*DATA LINES*
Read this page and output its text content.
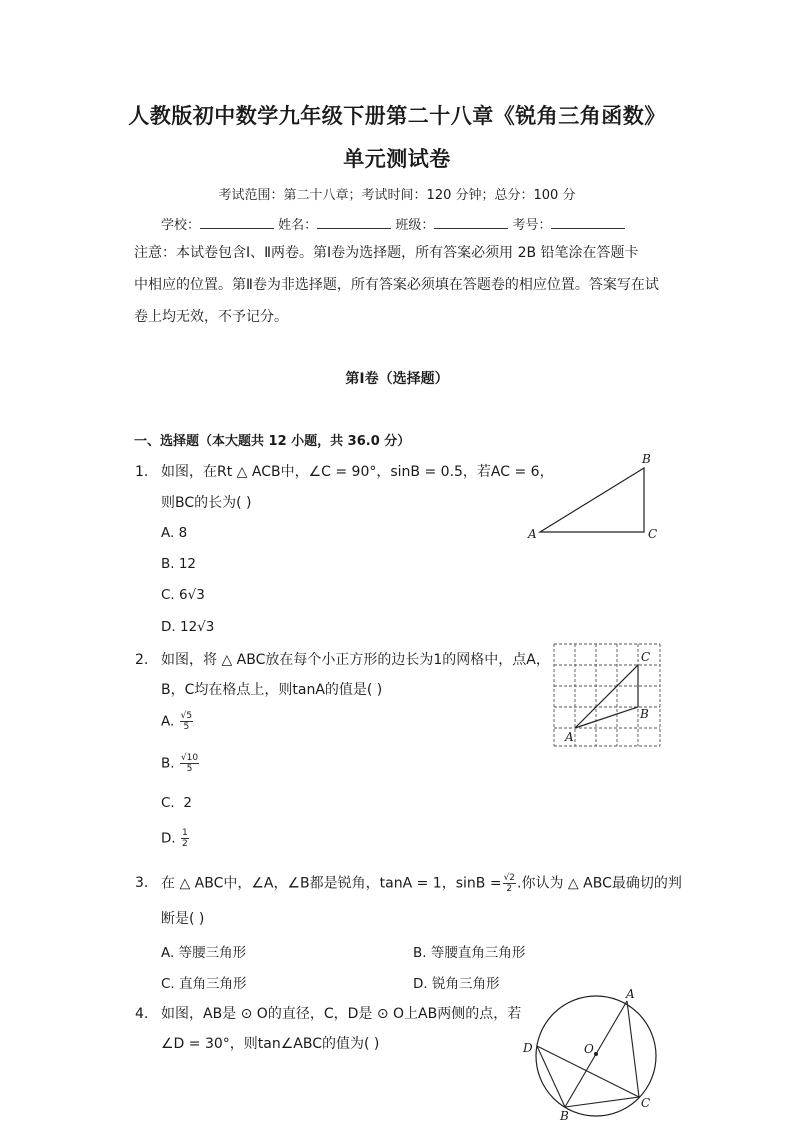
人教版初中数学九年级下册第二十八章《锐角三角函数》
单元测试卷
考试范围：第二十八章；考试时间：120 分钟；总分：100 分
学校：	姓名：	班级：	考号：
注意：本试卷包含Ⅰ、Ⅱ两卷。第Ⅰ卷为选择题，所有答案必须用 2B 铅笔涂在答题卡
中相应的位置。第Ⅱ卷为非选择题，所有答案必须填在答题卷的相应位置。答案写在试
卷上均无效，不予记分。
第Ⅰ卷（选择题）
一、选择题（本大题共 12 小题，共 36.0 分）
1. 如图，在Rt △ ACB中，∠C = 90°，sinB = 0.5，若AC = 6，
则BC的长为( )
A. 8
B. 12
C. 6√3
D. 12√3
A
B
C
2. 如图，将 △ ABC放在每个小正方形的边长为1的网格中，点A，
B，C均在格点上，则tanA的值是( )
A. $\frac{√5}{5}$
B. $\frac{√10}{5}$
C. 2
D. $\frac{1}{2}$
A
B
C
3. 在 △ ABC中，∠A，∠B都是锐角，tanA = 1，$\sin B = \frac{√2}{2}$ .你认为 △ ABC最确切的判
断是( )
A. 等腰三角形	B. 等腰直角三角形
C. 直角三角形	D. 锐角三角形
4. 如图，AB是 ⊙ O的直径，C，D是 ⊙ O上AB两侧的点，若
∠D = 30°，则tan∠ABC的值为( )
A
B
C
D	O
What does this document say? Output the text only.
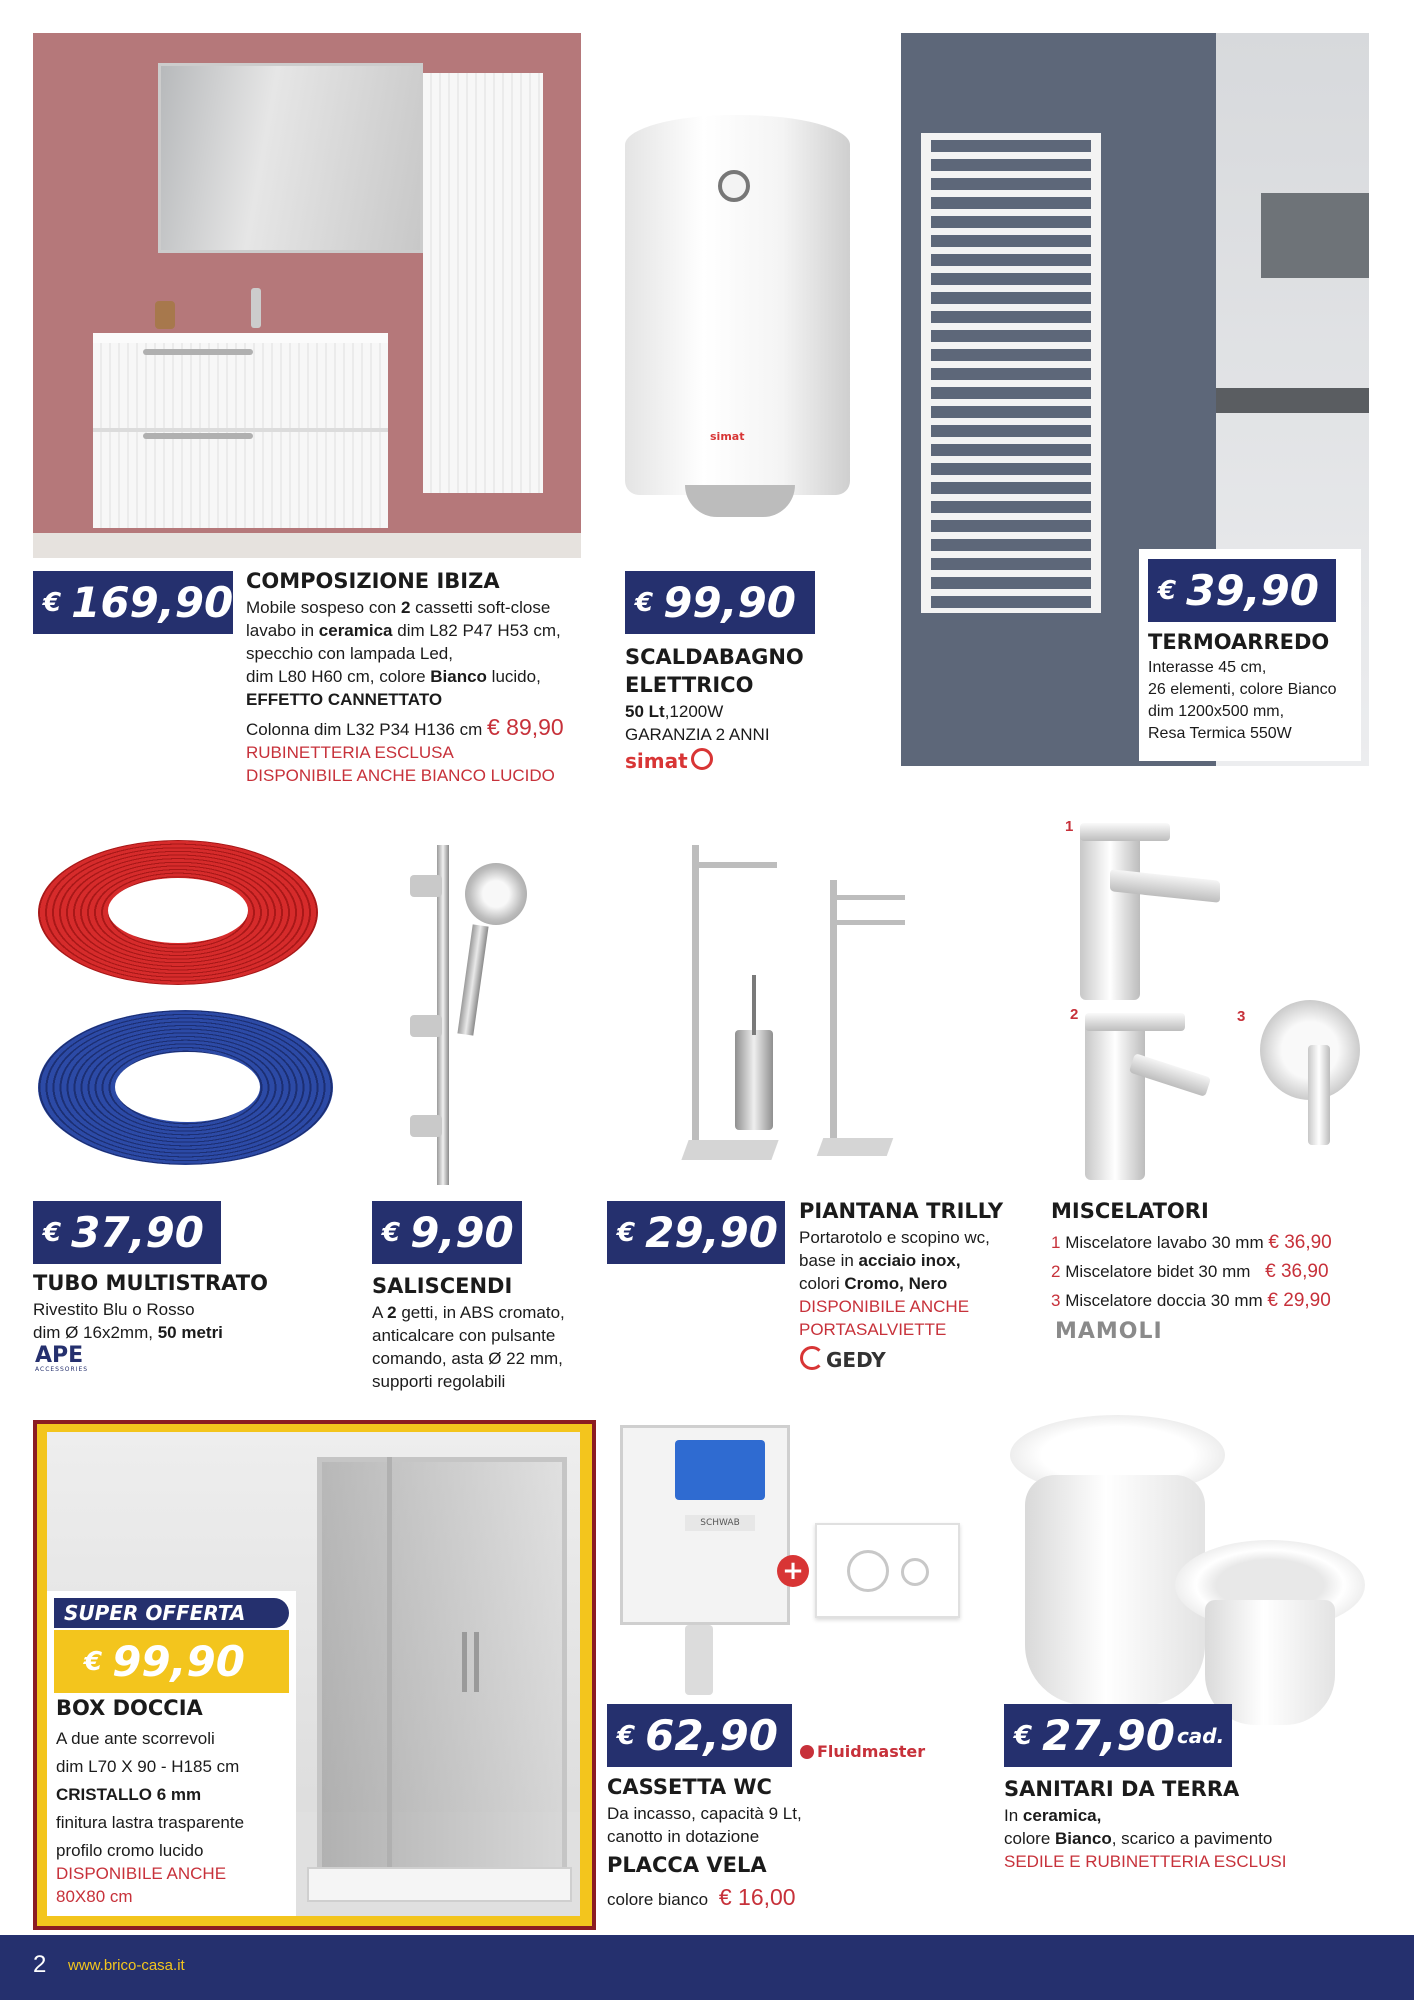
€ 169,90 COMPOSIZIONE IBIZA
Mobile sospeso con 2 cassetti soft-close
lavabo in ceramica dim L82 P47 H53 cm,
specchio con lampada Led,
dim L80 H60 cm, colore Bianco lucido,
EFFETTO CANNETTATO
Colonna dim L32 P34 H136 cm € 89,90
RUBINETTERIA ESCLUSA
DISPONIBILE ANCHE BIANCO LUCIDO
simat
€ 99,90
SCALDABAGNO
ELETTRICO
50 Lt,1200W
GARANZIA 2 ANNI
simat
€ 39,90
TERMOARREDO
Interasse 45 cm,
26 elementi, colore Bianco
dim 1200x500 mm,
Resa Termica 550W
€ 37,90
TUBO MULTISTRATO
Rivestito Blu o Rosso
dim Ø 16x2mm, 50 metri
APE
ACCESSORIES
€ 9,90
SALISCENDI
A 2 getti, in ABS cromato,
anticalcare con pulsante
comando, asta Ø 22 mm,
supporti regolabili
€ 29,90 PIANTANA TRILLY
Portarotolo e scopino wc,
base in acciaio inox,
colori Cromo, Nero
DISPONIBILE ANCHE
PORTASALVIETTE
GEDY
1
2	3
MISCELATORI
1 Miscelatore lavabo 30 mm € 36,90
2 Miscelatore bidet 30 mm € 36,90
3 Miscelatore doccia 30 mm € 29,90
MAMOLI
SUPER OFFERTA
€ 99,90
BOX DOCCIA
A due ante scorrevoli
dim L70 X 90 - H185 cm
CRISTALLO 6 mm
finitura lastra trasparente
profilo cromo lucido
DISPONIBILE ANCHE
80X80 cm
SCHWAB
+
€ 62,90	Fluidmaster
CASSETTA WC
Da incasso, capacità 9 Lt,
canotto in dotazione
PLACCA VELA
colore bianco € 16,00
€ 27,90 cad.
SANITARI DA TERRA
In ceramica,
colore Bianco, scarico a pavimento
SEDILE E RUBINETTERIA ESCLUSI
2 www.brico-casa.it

...

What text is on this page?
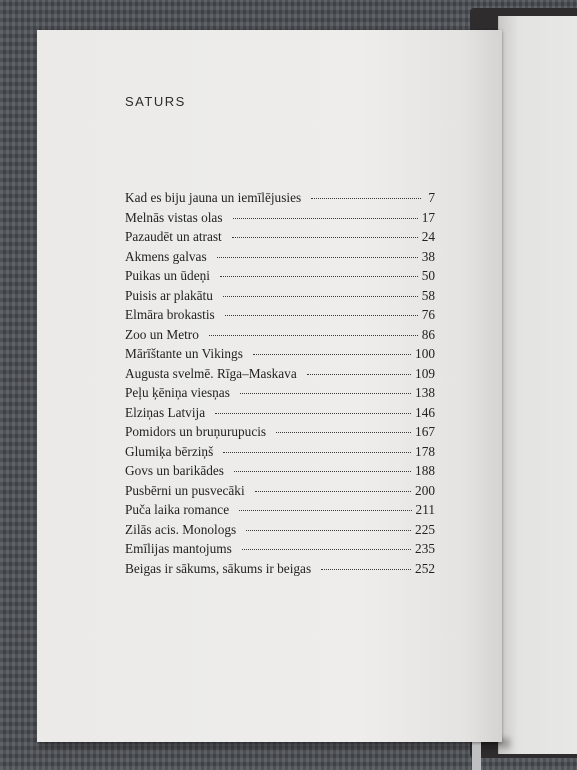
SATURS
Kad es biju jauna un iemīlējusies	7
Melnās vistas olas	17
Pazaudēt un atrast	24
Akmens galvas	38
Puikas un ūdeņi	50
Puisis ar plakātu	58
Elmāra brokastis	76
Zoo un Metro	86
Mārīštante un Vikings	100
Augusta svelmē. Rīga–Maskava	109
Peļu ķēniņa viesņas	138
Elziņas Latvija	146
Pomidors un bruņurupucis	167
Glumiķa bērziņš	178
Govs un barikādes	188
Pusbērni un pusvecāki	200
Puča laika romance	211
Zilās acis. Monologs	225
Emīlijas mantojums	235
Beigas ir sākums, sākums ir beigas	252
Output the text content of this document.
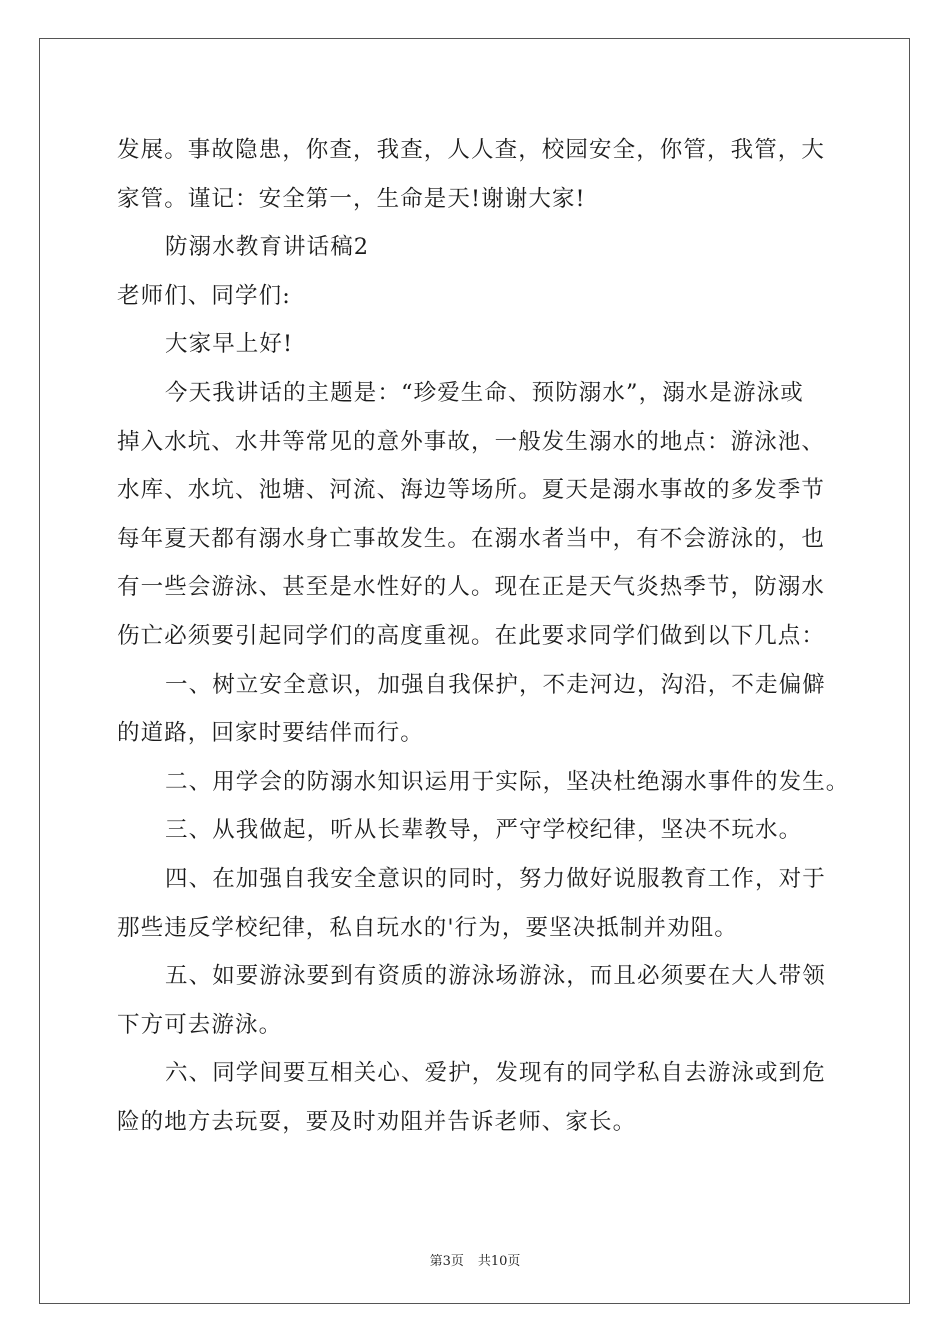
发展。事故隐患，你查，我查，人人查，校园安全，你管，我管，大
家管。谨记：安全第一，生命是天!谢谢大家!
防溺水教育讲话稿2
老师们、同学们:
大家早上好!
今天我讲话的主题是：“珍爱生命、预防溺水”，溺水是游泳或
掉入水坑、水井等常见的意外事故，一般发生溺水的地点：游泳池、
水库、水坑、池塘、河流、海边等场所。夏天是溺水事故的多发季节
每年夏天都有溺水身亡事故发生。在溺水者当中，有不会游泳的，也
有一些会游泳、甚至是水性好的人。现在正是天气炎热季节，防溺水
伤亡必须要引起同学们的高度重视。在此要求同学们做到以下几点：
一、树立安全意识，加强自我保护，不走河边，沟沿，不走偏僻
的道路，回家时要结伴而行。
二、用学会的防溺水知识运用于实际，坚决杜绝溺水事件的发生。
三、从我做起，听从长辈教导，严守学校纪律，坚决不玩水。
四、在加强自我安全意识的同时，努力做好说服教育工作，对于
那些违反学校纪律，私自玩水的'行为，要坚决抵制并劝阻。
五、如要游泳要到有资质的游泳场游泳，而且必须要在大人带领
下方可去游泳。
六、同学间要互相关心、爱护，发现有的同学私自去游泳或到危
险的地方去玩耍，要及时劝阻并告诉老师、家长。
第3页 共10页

...

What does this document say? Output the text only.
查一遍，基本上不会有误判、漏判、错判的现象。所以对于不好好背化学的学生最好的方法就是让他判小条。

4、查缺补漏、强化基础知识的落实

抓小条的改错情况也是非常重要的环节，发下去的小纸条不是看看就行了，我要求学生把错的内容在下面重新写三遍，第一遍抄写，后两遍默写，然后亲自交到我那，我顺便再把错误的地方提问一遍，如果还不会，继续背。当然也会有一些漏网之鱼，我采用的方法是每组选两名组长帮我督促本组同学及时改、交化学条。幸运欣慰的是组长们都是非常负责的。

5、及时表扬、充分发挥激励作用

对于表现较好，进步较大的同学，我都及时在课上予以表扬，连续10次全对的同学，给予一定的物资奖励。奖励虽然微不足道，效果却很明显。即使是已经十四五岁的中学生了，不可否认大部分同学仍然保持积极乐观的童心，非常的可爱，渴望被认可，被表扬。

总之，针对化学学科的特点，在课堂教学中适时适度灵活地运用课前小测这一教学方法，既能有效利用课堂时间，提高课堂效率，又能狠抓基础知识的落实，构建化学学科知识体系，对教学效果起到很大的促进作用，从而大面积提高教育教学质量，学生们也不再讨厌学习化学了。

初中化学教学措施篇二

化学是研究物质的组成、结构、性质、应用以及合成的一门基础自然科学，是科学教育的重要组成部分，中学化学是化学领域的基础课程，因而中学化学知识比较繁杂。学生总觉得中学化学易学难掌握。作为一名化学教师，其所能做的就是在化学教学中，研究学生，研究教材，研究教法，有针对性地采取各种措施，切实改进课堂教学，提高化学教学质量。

*BRIEF*
Locate all lines in the listing above with the word "content". Copy them.

*TASK OUTPUT*
Read this page and output its text content.
Output the text content of this document.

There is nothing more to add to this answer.